## Your objective
Pick out each line in the material that contains the string "Cakes", and copy those lines.

## Listed entries
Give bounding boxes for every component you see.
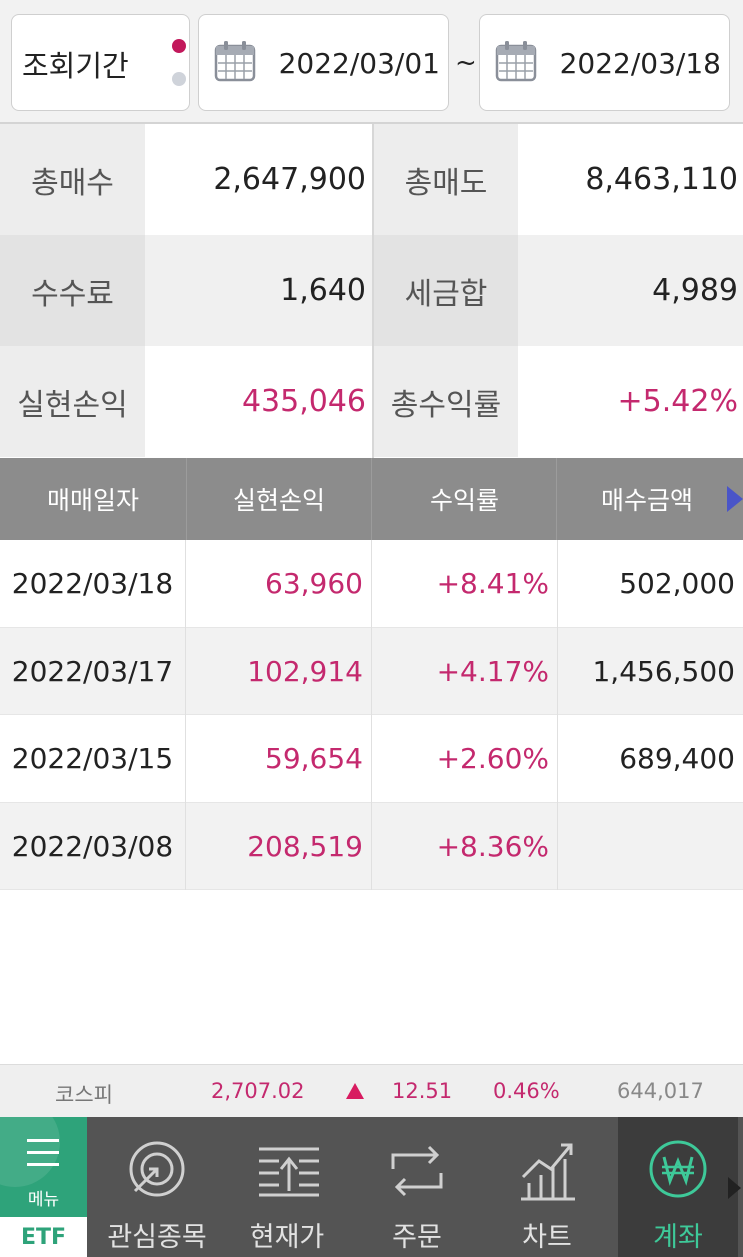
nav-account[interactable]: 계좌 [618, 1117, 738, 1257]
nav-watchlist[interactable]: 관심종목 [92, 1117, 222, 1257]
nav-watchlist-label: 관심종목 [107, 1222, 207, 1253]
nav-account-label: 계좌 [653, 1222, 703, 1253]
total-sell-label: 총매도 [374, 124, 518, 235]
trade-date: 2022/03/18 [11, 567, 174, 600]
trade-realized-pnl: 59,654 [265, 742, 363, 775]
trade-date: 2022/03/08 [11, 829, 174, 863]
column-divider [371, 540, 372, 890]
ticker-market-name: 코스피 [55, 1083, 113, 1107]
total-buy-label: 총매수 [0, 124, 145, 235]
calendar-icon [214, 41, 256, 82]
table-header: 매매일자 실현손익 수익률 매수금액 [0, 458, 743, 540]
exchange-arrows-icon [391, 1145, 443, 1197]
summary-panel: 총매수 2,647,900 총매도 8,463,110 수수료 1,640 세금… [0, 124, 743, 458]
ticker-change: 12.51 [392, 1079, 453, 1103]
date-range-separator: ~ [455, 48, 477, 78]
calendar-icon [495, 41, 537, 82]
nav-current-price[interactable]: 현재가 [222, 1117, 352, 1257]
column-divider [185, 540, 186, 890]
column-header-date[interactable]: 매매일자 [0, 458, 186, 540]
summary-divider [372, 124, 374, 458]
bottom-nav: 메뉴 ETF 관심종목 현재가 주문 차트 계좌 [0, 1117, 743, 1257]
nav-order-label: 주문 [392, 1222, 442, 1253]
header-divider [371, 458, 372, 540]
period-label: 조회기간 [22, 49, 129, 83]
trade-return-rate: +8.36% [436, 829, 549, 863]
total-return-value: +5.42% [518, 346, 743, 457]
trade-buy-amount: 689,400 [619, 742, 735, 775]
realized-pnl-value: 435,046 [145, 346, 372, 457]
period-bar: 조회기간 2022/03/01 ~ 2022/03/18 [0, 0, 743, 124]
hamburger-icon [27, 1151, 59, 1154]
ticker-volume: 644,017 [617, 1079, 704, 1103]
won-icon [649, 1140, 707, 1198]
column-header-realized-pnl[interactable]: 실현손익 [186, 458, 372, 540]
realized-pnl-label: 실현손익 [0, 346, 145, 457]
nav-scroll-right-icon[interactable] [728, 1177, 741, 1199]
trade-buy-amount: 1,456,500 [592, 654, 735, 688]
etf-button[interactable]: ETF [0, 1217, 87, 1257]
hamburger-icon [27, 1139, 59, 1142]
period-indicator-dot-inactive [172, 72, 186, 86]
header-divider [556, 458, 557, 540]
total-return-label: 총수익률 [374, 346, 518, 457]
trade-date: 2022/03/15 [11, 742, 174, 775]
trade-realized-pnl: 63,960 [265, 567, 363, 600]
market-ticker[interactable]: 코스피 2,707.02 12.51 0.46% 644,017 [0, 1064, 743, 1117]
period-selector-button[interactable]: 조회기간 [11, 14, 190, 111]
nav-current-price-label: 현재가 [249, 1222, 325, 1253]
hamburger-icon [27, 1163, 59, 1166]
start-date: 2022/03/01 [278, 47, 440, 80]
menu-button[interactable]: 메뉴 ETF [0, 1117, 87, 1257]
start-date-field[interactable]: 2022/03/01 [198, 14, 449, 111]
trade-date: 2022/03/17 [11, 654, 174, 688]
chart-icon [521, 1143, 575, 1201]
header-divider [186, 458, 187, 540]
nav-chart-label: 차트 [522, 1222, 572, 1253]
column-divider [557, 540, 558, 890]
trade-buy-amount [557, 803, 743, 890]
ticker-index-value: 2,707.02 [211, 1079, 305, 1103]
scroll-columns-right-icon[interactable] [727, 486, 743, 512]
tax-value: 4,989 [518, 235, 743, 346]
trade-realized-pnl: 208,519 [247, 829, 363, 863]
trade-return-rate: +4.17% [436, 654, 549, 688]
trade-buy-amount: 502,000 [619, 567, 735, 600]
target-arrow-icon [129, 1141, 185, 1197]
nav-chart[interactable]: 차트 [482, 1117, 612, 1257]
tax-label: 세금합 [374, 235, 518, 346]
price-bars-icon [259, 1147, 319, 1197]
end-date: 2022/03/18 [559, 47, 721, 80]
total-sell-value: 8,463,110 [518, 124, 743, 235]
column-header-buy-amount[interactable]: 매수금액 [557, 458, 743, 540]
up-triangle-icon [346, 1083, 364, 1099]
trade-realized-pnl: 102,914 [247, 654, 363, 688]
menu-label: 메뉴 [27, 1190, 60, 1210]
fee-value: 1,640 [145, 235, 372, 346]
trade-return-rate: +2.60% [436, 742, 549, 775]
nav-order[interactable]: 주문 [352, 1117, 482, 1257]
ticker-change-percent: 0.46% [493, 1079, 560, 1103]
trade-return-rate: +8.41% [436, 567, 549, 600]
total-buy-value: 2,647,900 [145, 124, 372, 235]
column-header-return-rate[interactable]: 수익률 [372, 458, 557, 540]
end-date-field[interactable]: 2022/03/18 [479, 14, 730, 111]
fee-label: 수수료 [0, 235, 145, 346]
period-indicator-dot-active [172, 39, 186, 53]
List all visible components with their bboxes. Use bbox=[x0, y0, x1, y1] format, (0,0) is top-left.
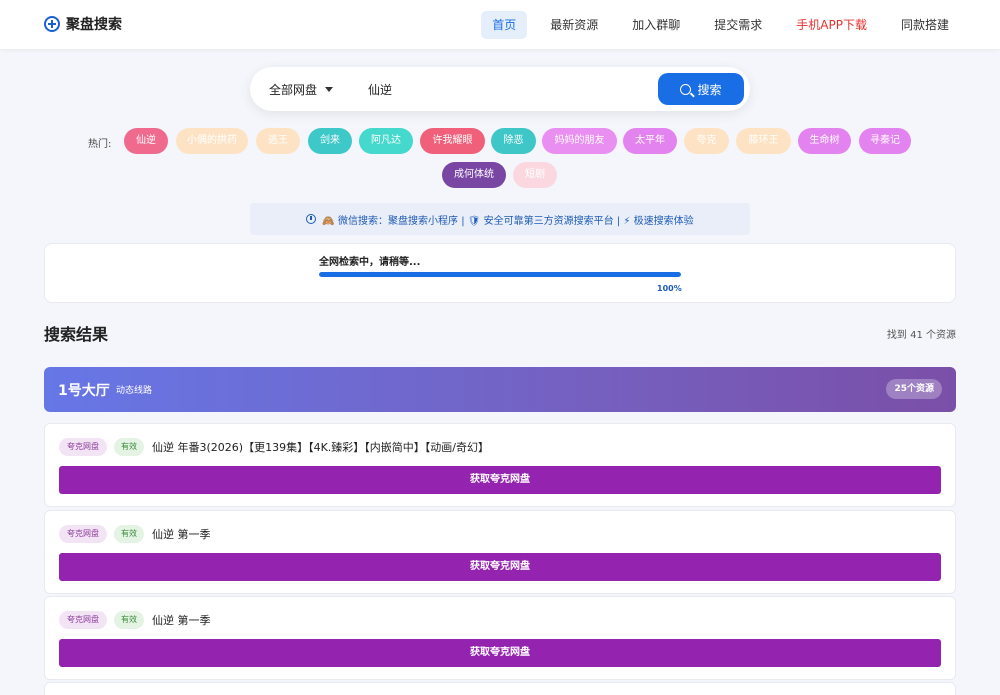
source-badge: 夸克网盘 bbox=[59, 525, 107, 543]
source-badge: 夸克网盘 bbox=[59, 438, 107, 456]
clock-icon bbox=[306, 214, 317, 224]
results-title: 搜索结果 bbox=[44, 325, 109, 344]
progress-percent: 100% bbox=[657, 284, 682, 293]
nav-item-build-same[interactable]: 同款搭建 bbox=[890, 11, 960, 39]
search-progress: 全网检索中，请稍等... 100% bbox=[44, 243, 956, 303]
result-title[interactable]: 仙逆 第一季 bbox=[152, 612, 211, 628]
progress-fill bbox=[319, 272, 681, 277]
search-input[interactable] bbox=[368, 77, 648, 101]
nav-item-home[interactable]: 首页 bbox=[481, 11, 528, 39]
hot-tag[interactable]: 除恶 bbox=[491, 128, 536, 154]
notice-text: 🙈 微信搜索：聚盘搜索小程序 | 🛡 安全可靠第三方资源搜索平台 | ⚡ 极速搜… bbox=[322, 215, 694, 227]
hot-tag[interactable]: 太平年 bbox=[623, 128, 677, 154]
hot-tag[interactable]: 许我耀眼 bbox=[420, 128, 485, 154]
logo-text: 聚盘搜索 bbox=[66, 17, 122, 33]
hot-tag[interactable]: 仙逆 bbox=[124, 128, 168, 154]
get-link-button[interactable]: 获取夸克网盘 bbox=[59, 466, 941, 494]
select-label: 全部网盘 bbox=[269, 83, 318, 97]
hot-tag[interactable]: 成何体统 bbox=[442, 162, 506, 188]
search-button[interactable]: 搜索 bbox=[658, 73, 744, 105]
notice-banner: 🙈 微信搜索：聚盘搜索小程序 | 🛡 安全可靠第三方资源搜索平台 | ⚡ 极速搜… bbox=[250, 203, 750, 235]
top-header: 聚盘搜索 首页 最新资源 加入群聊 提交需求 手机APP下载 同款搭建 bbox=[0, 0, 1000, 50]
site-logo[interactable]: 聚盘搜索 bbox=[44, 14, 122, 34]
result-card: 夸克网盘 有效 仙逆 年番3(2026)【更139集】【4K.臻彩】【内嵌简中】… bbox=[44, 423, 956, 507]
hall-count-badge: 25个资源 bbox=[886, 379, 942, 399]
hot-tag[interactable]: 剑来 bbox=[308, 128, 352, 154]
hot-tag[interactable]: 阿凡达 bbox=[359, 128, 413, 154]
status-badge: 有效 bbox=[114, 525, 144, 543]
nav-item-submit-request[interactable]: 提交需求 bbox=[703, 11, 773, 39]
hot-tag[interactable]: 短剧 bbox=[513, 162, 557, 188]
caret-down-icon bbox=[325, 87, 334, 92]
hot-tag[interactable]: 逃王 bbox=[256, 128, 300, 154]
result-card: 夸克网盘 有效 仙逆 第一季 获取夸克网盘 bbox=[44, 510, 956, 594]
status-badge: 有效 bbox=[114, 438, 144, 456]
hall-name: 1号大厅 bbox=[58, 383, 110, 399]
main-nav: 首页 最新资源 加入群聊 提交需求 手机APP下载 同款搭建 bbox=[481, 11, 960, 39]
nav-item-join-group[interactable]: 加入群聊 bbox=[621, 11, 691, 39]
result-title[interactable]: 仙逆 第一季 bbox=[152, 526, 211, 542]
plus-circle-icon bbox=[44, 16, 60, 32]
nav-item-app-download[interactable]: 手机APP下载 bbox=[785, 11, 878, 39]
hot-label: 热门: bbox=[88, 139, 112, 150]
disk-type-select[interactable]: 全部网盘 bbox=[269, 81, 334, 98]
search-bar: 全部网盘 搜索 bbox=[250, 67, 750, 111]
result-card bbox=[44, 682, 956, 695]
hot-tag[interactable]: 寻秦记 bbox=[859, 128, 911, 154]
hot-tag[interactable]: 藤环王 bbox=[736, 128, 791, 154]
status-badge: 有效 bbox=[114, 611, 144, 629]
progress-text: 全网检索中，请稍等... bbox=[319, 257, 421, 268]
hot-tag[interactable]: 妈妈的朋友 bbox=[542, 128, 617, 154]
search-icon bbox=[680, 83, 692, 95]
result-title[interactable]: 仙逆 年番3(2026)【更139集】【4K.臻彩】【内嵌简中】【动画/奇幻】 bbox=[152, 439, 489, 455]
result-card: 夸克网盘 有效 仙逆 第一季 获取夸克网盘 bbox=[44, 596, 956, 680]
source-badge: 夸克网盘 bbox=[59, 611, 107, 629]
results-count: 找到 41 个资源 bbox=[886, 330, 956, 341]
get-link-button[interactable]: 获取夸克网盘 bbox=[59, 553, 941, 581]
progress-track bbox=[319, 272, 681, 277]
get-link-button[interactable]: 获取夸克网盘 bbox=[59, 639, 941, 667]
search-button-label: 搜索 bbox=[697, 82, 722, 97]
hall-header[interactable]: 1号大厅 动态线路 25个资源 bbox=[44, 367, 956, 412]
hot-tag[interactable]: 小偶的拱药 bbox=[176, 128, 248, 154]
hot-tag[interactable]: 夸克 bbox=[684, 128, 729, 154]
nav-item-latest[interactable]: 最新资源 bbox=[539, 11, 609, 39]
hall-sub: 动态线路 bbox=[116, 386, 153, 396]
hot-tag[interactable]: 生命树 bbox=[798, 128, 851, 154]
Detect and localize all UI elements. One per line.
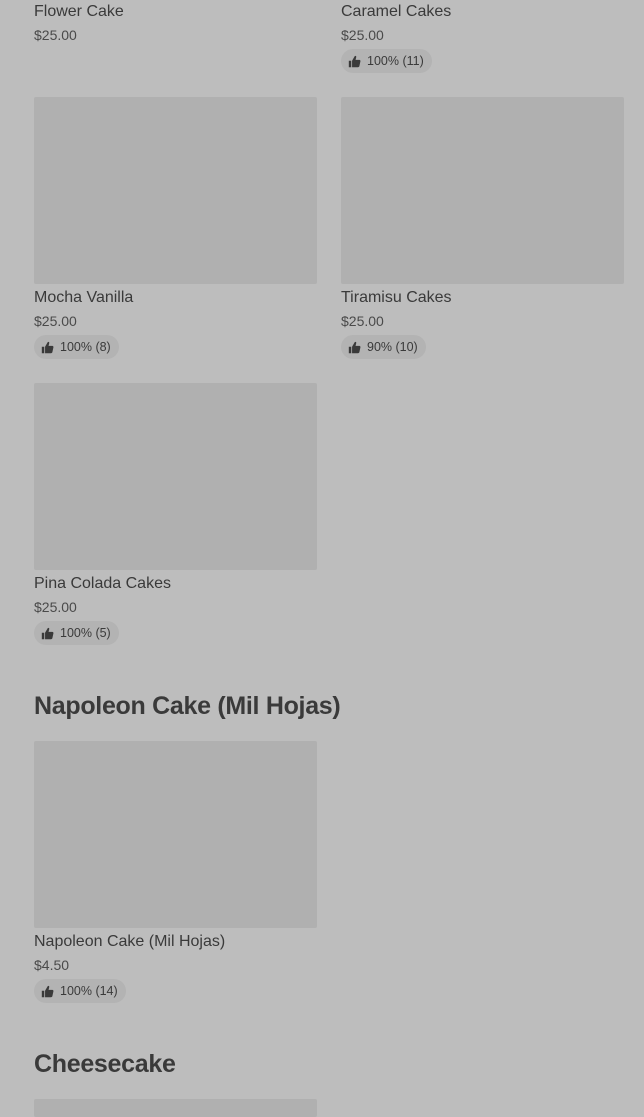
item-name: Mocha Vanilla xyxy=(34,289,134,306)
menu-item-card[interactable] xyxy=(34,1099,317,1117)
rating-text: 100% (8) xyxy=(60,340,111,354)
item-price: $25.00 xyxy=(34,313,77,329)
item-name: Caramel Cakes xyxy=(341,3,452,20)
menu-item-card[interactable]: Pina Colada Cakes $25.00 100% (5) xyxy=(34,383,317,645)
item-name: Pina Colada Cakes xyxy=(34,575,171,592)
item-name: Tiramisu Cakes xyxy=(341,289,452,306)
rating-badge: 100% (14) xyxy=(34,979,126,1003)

## Written reply
item-name: Caramel Cakes xyxy=(341,3,452,20)
menu-item-card[interactable]: Pina Colada Cakes $25.00 100% (5) xyxy=(34,383,317,645)
item-name: Pina Colada Cakes xyxy=(34,575,171,592)
item-name: Tiramisu Cakes xyxy=(341,289,452,306)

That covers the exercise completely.